* _Source document_

◇ ◇ ◇ ◇ ◇ ◇ ◇

On this, we can probably find some agreement. Currently, I do not agree
that it is too late. The best time to start is usually in the past and
the next best time is now. Tomorrow is alright too.

I am happy to work with you or others to find a way to advance greater
defense in depth against entropy related issues. I would also be
interested in extending that work to cover destroying hidden structure
carrying covert channels. One without the other is a recipe for disaster.

Kind regards,
Jacob Appelbaum

[0] https://spectrum.ieee.org/the-athens-affair

> Cheers, John Preuss Mattsson

> Cheers, John Preuß Mattsson
>
> On 2026-07-09, 18:11, "Jacob Appelbaum" <[email protected]> wrote:
>
> Hi Henrick,
>
> On 7/9/26 10:39, Henrick Hellstrom wrote:
>
>> On 2026-07-09 10:10, Tanja Lange wrote:
>>
>>> The question by Benjamin Kaduk was if there are cases where the
> server hellow would not leak the state of the PRNG (adding P for
> clarity^*) and Botan implements that protection. There are other
> libraries that have seperate PRNGs for public and private values.

◇ ◇ ◇ ◇ ◇ ◇ ◇

* _Records supplied_
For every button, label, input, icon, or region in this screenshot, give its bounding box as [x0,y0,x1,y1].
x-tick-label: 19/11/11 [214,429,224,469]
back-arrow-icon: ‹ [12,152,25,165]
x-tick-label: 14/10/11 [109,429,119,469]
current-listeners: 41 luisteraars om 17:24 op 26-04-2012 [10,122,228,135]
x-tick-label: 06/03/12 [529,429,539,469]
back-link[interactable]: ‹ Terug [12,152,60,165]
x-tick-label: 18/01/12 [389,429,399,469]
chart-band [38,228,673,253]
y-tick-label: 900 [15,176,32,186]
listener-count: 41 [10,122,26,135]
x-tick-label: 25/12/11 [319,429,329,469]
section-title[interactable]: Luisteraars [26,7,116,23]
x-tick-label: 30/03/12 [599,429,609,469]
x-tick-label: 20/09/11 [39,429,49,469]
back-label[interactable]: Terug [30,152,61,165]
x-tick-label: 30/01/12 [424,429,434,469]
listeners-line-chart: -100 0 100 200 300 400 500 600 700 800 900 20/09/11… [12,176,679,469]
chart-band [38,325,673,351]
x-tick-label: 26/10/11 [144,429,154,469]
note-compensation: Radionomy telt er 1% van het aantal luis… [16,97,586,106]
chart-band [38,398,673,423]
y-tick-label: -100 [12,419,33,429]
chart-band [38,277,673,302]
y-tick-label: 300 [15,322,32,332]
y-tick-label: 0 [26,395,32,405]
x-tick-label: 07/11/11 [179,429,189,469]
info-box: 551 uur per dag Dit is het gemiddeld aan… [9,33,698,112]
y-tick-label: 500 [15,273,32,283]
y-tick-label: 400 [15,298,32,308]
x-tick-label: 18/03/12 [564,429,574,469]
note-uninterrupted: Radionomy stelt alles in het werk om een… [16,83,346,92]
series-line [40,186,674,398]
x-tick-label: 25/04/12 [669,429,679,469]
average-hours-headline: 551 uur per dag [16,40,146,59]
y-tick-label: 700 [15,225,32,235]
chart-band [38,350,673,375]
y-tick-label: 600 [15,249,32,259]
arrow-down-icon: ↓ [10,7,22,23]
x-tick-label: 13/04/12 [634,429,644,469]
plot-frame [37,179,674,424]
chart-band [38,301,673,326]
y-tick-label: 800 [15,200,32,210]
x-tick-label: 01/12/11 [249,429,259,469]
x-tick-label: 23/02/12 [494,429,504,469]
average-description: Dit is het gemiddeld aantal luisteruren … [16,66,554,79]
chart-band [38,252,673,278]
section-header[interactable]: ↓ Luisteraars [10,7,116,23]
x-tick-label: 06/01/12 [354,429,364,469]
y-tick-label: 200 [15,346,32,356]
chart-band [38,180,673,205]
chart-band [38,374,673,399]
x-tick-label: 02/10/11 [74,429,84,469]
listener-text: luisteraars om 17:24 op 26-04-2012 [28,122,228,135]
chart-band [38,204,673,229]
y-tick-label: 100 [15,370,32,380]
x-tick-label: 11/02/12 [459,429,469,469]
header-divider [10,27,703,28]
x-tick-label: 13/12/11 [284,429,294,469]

◇ ◇ ◇ ◇ ◇ ◇ ◇

* _Action item 1_
In the mailing-list thread, what does the writer call the next best time to start?
* _Action item 2_
Please list every person named in the mailing-list thread.

* _Problem solution 1_
Now.

* _Problem solution 2_
Jacob Appelbaum
John Preuss Mattsson (also written John Preuß Mattsson)
Henrick Hellstrom
Tanja Lange
Benjamin Kaduk